Copy each line of the data below exactly, leaving out pictures.

╭──

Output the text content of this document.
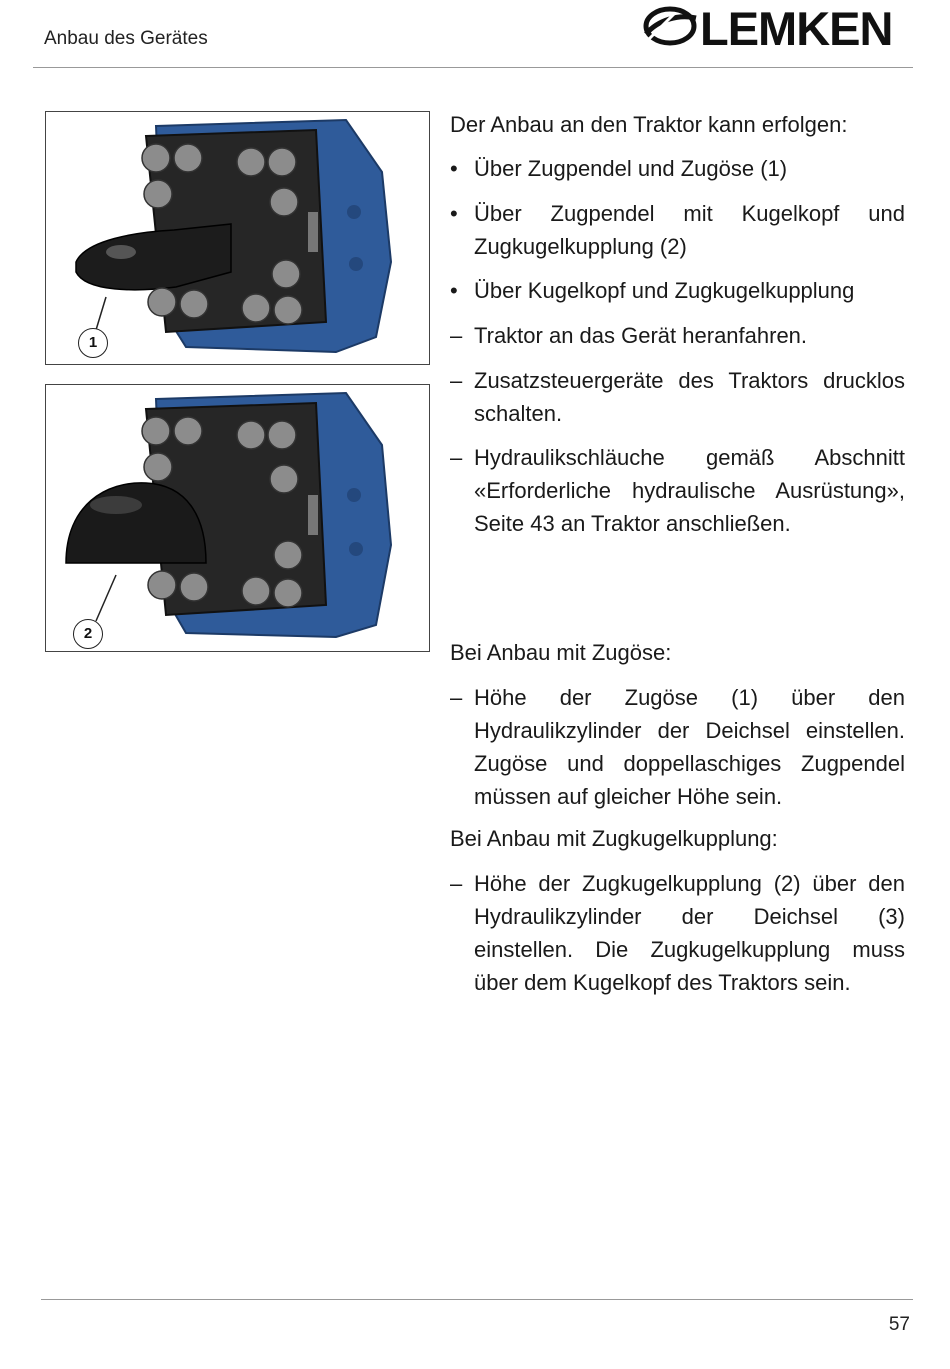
Anbau des Gerätes	LEMKEN
1
2

Der Anbau an den Traktor kann erfolgen:

• Über Zugpendel und Zugöse (1)
• Über Zugpendel mit Kugelkopf und Zugkugelkupplung (2)
• Über Kugelkopf und Zugkugelkupplung
– Traktor an das Gerät heranfahren.
– Zusatzsteuergeräte des Traktors drucklos schalten.
– Hydraulikschläuche gemäß Abschnitt «Erforderliche hydraulische Ausrüstung», Seite 43 an Traktor anschließen.

Bei Anbau mit Zugöse:

– Höhe der Zugöse (1) über den Hydraulikzylinder der Deichsel einstellen. Zugöse und doppellaschiges Zugpendel müssen auf gleicher Höhe sein.

Bei Anbau mit Zugkugelkupplung:

– Höhe der Zugkugelkupplung (2) über den Hydraulikzylinder der Deichsel (3) einstellen. Die Zugkugelkupplung muss über dem Kugelkopf des Traktors sein.
57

╰──

_Output of the task_
Output the text content of this document.
Anbau des Gerätes	LEMKEN
1
2

Der Anbau an den Traktor kann erfolgen:

• Über Zugpendel und Zugöse (1)
• Über Zugpendel mit Kugelkopf und Zugkugelkupplung (2)
• Über Kugelkopf und Zugkugelkupplung
– Traktor an das Gerät heranfahren.
– Zusatzsteuergeräte des Traktors drucklos schalten.
– Hydraulikschläuche gemäß Abschnitt «Erforderliche hydraulische Ausrüstung», Seite 43 an Traktor anschließen.

Bei Anbau mit Zugöse:

– Höhe der Zugöse (1) über den Hydraulikzylinder der Deichsel einstellen. Zugöse und doppellaschiges Zugpendel müssen auf gleicher Höhe sein.

Bei Anbau mit Zugkugelkupplung:

– Höhe der Zugkugelkupplung (2) über den Hydraulikzylinder der Deichsel (3) einstellen. Die Zugkugelkupplung muss über dem Kugelkopf des Traktors sein.
57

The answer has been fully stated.